Provided passage>
****************

Andrea Memmo (29 March 1729 – 27 January 1793) was a Venetian patrician and politician. Tutored by Carlo Lodoli, he was a proponent of Enlightenment values and political reform for the stagnant Republic of Venice. He is well known for his love affair with Giustiniana Wynne, following her to Milan and Paris, before returning to Venice.

== Biography ==
Andrea Memmo came from a noble family and received a traditional and formal education from his uncle Andrea Memmo (1670–1754), which was later augmented by encounters with major intellectual figures of the age. Memmo was particularly influenced by the teaching of the monk Carlo Lodoli, from whom he acquired his passion for architecture. A close friend of Giacomo Casanova, Memmo was one of the first freemasons in Venice.

As governor of Padua (1775–6), Memmo initiated a series of projects for the urban reorganization of the city and for the functional and spatial redesign of its public buildings. This also affected the private building sector: as well as promoting repairs and reconstruction of roads and bridges and the repainting of porticos, façades, windows and balconies, he sponsored the new Civic Hospital (1776–98), which was designed by Domenico Cerato. Most importantly, he was responsible for the creation of the great Prato della Valle, a new monumental centre for fairs and commerce, which was also built by Cerato. This involved draining a vast uncultivated marshy area by digging an elliptical ditch crossed by four bridges, and adorned with 88 statues of famous men, including one of Giovanni Poleni by Antonio Canova.

****************

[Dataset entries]

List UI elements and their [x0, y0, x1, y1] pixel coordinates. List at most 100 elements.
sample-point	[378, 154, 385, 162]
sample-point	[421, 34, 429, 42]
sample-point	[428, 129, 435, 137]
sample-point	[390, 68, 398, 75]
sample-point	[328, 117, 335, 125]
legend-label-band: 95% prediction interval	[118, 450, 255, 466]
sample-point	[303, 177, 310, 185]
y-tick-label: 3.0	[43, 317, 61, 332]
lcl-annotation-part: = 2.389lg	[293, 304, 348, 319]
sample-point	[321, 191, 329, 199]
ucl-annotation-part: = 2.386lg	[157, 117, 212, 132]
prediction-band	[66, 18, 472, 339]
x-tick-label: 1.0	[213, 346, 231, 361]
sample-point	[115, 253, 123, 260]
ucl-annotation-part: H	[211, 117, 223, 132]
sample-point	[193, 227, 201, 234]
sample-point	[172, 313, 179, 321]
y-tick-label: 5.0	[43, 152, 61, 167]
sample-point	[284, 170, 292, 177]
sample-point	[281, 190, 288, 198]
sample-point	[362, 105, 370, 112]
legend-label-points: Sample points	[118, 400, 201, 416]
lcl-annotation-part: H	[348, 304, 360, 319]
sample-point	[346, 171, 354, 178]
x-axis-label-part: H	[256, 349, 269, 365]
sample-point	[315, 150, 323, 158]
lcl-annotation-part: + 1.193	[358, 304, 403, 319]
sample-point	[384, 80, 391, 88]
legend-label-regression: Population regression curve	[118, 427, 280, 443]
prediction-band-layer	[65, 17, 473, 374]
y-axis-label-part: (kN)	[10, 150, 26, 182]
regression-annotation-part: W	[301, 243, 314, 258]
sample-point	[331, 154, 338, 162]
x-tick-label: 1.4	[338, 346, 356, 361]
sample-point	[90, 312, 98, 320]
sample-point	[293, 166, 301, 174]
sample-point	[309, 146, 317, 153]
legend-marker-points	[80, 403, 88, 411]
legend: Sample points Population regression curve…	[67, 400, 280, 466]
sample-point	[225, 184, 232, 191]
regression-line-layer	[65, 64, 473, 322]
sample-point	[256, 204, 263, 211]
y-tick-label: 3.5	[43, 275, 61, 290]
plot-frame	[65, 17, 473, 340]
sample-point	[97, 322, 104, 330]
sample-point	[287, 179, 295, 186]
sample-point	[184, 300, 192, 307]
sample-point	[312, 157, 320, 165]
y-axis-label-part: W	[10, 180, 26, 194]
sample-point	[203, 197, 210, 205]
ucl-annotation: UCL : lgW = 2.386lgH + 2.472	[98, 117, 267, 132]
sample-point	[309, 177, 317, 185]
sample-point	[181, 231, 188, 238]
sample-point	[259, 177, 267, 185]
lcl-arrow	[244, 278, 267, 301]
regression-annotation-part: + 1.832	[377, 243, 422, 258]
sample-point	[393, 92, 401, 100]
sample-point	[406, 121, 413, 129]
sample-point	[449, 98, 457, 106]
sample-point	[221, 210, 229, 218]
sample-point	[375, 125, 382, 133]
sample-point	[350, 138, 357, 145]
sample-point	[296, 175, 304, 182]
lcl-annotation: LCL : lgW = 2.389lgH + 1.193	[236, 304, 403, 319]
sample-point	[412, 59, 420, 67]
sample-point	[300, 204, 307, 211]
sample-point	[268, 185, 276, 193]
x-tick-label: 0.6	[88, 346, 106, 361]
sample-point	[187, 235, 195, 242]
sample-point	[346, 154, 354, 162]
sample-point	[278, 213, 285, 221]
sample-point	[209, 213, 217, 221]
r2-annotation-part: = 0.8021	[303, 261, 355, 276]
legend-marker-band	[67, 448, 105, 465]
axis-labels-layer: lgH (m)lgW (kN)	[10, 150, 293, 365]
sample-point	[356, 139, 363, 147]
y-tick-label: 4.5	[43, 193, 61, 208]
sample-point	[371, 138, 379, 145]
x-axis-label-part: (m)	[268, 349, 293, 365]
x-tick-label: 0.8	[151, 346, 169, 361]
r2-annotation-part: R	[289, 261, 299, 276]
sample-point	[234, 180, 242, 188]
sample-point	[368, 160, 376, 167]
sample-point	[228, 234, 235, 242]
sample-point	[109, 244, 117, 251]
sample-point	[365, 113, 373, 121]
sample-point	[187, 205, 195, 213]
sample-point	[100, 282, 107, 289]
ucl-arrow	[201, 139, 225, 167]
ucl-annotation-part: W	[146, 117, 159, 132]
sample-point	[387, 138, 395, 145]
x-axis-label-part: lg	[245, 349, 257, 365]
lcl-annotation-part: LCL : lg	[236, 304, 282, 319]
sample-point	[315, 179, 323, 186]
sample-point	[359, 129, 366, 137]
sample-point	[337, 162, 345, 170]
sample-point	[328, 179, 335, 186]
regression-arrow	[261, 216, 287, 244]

****************

Assigned task 1>
Answer these from the Andrea Memmo passage:
(a) Whom did Memmo follow to Milan and Paris?
(b) From whose teaching did Memmo acquire his passion for architecture?
(c) How many statues adorn the Prato della Valle?
Assigned task 2> Write out the part of the Andrea Memmo passage starting with "As governor of" and going on through "by Antonio Canova.".
The rows above have no role here.

Answer area 1>
(a) Giustiniana Wynne
(b) The monk Carlo Lodoli
(c) 88

Answer area 2>
As governor of Padua (1775–6), Memmo initiated a series of projects for the urban reorganization of the city and for the functional and spatial redesign of its public buildings. This also affected the private building sector: as well as promoting repairs and reconstruction of roads and bridges and the repainting of porticos, façades, windows and balconies, he sponsored the new Civic Hospital (1776–98), which was designed by Domenico Cerato. Most importantly, he was responsible for the creation of the great Prato della Valle, a new monumental centre for fairs and commerce, which was also built by Cerato. This involved draining a vast uncultivated marshy area by digging an elliptical ditch crossed by four bridges, and adorned with 88 statues of famous men, including one of Giovanni Poleni by Antonio Canova.